Exercise goal:
How many of the lines contain the string "title"? Give the number, with no other words.

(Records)
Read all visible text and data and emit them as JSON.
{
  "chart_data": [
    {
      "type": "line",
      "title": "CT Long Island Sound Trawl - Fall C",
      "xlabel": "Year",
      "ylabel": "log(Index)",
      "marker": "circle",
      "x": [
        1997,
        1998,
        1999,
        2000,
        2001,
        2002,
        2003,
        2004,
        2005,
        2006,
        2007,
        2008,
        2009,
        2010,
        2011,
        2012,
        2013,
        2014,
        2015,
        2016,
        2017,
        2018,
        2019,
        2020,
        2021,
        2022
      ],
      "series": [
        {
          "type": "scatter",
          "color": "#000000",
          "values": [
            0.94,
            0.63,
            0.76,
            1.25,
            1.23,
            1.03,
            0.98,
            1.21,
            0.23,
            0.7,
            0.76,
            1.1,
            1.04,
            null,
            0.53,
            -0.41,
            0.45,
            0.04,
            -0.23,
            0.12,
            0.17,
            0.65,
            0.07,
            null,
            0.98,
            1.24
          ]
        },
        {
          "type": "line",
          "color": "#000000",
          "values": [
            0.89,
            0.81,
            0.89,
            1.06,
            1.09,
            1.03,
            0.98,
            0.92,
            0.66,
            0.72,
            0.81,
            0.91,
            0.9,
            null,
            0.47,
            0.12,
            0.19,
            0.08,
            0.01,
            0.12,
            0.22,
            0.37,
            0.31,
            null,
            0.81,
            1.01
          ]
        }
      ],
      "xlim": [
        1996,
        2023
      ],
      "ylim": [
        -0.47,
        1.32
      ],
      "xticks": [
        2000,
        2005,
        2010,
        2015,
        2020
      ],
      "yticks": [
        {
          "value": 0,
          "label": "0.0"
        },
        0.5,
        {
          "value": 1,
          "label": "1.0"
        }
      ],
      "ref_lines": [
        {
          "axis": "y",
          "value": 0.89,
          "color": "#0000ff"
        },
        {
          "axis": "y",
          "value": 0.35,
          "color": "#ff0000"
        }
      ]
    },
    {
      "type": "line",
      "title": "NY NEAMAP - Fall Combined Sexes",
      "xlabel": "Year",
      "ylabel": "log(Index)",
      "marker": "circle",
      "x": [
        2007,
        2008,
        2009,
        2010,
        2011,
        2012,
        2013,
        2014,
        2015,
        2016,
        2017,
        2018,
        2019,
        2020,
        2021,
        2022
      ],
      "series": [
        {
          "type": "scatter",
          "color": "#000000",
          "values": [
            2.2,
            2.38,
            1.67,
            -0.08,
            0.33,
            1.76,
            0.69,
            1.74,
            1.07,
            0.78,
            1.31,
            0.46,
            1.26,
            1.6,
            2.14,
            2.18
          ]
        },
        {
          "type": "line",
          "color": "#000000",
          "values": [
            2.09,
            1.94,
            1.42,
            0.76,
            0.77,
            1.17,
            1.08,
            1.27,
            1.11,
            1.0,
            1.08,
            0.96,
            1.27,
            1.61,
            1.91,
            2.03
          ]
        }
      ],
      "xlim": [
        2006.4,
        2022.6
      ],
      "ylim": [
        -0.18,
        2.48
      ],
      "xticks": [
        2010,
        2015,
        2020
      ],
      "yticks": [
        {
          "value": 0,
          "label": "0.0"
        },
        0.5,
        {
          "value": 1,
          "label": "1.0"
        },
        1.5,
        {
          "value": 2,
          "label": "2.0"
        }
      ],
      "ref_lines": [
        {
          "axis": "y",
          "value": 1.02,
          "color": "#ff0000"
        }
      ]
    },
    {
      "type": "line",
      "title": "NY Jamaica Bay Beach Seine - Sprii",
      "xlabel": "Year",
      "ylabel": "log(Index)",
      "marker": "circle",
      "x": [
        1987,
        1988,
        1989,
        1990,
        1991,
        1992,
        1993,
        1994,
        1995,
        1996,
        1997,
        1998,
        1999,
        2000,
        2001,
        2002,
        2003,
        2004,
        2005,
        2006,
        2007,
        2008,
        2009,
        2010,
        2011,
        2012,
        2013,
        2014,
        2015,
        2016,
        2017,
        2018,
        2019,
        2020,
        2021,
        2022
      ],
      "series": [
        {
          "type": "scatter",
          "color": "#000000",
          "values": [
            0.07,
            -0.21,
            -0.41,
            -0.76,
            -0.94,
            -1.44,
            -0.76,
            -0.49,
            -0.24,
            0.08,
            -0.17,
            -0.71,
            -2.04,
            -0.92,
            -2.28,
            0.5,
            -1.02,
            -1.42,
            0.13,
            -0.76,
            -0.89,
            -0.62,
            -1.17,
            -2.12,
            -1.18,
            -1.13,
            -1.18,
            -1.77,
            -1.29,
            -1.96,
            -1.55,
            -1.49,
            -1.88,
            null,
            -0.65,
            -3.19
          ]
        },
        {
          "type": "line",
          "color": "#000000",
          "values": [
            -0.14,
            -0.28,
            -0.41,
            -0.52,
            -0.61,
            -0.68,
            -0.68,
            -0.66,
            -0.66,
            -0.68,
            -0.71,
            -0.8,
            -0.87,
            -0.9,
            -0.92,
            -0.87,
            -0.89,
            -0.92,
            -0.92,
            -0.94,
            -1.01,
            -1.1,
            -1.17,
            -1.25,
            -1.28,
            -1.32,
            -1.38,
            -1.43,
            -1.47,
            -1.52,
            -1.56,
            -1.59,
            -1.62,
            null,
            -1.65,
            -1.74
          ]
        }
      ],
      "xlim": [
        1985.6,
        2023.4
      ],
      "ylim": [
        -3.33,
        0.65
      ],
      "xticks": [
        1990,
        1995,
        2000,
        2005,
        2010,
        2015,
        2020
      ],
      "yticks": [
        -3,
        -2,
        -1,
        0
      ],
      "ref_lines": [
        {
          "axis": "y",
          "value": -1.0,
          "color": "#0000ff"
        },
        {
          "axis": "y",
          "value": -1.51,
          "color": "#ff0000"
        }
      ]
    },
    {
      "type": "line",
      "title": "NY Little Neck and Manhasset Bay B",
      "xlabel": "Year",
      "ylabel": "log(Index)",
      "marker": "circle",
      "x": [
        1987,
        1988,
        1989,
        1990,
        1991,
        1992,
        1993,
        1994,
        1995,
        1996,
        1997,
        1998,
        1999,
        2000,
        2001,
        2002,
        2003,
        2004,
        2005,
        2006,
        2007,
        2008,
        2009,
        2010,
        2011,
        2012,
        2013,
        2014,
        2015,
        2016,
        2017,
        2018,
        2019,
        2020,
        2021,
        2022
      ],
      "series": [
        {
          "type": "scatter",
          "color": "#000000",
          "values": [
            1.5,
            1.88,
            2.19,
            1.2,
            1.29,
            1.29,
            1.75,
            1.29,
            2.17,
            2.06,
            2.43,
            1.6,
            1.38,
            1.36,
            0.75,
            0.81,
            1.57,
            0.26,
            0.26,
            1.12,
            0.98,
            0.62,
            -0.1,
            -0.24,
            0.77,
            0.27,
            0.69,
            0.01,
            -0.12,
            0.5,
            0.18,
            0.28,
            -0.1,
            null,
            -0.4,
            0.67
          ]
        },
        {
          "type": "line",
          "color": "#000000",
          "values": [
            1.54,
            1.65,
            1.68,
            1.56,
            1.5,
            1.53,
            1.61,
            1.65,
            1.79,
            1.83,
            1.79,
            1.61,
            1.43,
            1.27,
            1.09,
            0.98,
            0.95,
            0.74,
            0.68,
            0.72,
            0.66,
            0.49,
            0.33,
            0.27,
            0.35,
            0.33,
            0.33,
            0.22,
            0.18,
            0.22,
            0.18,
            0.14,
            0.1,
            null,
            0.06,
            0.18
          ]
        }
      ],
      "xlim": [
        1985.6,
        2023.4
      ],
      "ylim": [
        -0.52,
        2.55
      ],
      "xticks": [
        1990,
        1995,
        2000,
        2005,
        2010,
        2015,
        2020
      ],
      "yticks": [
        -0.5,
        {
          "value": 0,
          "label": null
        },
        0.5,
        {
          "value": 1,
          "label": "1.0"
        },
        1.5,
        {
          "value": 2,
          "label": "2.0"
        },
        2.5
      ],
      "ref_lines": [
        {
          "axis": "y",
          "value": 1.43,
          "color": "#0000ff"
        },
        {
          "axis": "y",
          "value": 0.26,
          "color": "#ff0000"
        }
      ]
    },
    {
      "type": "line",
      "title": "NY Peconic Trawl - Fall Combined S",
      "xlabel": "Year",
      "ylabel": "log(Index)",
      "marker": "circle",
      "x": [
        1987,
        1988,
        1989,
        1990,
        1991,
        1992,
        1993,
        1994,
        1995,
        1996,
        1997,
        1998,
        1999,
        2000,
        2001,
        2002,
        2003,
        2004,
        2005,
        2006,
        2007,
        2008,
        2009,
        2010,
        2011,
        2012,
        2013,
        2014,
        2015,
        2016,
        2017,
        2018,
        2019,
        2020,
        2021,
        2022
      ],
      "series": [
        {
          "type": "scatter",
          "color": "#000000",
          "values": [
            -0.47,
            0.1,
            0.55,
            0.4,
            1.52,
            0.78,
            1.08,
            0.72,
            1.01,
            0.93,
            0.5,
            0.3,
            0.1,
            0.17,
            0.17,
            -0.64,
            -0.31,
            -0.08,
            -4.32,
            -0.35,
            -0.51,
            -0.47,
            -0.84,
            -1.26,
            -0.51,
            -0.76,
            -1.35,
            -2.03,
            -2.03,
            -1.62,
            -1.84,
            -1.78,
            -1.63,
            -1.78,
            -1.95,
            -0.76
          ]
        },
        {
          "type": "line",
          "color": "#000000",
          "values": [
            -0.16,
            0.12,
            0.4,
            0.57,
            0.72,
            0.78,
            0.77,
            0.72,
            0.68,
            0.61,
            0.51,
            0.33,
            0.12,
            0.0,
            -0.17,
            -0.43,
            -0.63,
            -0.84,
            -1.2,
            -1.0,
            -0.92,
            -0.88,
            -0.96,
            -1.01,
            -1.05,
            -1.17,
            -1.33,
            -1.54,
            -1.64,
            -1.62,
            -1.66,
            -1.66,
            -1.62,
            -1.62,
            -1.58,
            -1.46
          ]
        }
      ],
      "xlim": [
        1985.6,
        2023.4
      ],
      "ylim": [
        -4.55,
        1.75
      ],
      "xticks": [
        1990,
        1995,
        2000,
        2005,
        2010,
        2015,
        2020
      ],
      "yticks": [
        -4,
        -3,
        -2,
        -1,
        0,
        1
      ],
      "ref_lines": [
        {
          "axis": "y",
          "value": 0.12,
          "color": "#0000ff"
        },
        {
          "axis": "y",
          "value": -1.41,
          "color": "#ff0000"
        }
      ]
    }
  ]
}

Solution to this task:
5